━━━ PROVIDED MATERIAL ━━━

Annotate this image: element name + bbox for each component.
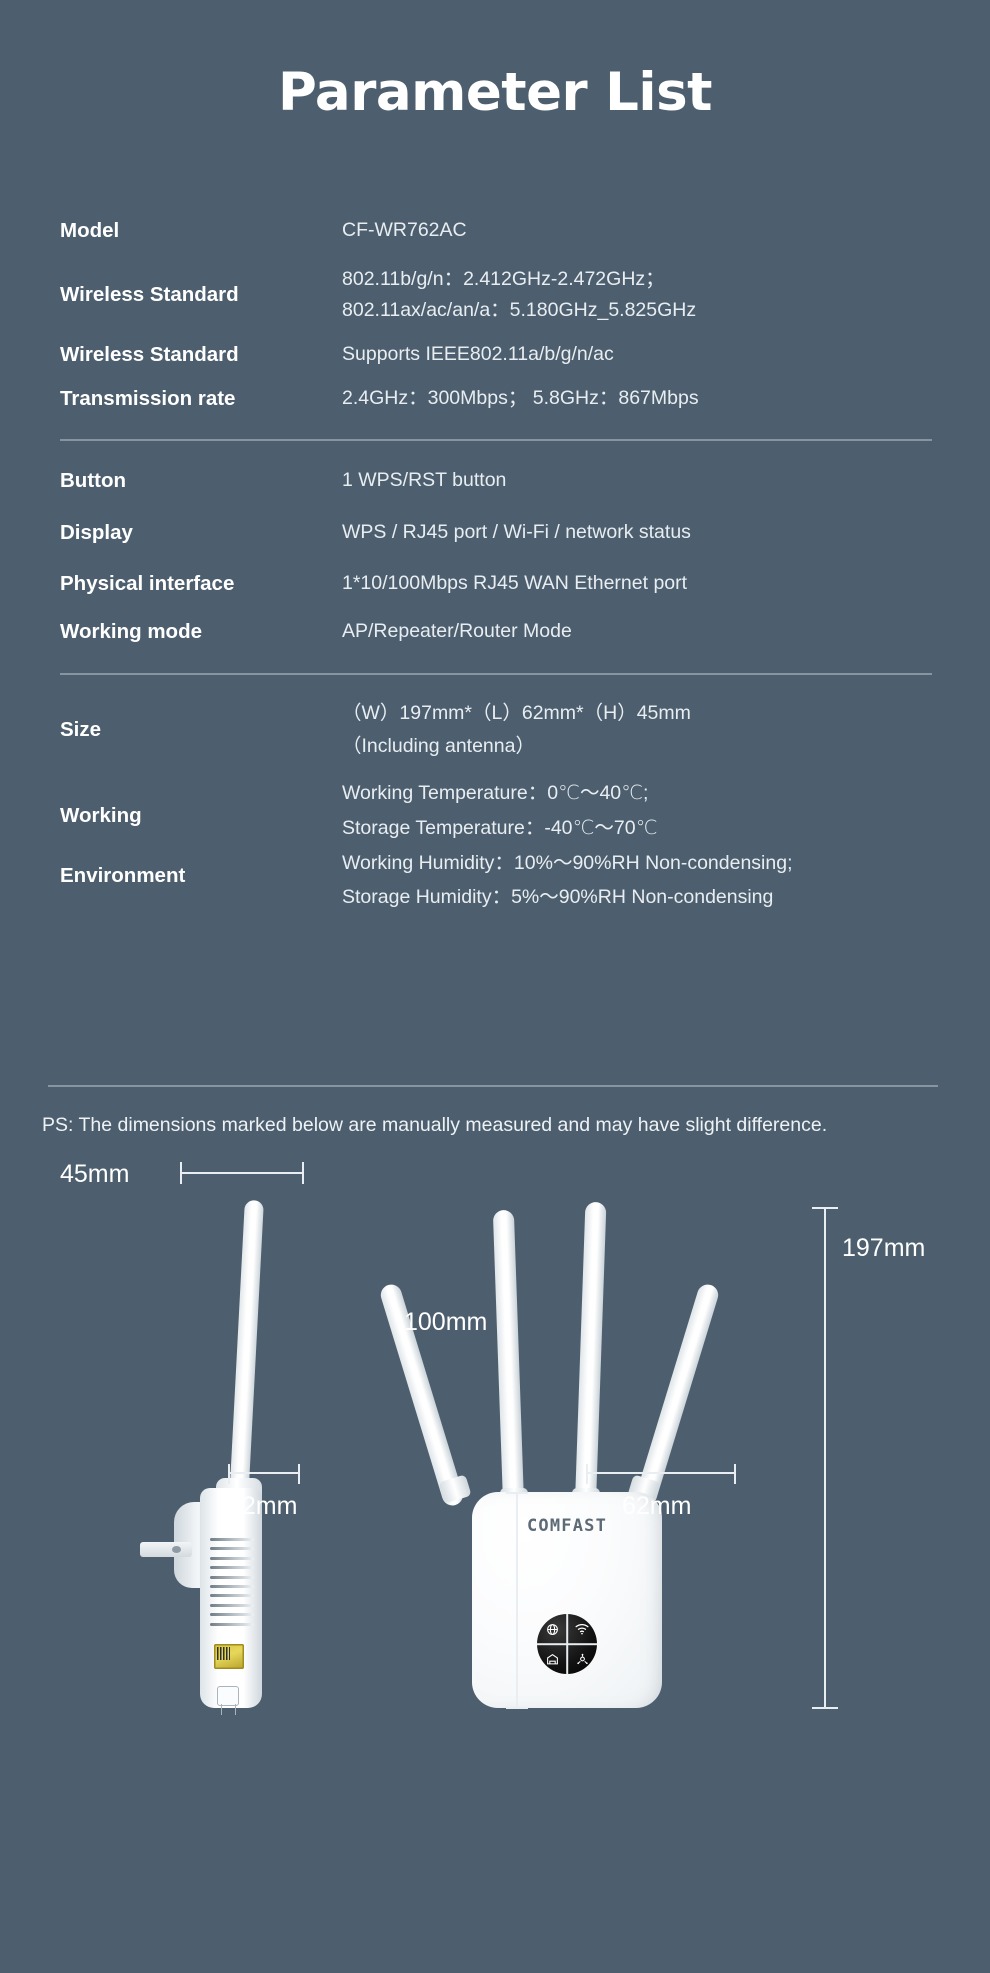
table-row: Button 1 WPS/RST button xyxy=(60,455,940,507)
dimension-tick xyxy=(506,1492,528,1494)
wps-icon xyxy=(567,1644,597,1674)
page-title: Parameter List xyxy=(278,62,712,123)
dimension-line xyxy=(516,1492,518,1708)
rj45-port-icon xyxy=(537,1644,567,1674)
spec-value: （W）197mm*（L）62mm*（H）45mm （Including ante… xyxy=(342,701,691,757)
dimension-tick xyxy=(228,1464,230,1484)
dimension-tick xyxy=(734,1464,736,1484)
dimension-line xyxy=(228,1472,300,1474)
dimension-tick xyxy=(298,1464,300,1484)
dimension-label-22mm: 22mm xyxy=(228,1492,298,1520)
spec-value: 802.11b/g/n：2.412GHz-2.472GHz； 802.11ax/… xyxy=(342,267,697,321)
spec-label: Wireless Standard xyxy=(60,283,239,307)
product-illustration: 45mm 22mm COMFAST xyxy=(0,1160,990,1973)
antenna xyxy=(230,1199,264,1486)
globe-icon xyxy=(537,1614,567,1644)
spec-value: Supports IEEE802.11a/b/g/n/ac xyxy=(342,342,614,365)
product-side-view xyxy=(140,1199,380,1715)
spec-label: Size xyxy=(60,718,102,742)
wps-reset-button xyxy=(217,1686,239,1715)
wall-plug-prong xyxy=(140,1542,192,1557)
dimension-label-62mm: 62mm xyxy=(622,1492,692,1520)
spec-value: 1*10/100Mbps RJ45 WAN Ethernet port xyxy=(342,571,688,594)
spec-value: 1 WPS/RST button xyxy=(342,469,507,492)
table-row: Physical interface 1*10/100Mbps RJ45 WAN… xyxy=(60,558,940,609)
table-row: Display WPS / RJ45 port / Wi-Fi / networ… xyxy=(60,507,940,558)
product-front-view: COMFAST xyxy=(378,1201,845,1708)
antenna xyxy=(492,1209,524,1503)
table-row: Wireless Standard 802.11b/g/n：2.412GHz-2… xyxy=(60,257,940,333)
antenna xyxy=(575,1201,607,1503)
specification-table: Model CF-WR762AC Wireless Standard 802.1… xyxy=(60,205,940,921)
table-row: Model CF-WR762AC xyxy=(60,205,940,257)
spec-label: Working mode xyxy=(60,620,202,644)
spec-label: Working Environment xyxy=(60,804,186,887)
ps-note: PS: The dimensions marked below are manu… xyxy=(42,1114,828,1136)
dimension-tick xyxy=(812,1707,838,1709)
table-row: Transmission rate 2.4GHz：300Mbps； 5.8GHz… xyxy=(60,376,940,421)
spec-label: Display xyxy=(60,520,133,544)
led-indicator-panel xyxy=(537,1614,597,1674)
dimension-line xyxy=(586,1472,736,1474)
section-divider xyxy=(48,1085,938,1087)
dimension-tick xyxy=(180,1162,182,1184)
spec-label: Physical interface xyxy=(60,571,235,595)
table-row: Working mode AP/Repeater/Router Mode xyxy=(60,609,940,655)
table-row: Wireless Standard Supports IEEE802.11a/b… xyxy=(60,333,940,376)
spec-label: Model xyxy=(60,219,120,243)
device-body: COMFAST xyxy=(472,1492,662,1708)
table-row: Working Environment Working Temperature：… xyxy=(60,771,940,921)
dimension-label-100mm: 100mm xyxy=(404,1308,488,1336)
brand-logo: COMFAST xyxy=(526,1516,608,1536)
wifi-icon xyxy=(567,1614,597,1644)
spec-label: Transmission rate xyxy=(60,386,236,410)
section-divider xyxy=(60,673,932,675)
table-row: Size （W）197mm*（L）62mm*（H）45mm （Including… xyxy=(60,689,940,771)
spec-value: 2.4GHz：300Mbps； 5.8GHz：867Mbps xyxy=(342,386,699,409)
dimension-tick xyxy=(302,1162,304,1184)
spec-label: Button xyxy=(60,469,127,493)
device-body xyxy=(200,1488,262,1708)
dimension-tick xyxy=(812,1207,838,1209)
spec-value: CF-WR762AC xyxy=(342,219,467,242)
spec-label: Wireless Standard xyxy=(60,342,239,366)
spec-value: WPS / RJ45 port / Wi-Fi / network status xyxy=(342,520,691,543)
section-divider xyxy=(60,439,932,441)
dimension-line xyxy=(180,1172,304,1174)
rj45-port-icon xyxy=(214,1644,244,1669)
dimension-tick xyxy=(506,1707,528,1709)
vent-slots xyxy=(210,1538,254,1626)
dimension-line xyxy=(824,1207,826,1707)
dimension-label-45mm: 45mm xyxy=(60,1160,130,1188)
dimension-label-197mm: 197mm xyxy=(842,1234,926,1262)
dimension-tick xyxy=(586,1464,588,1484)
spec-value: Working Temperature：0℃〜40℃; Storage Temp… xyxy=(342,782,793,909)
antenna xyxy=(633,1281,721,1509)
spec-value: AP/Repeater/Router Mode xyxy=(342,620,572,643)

━━━

### [TO BE DONE]
Copy out every line in the records above that contains the word "section". Match upper and lower case.

### [FINISHED EXERCISE]
section-divider xyxy=(48,1085,938,1087)
section-divider xyxy=(60,673,932,675)
section-divider xyxy=(60,439,932,441)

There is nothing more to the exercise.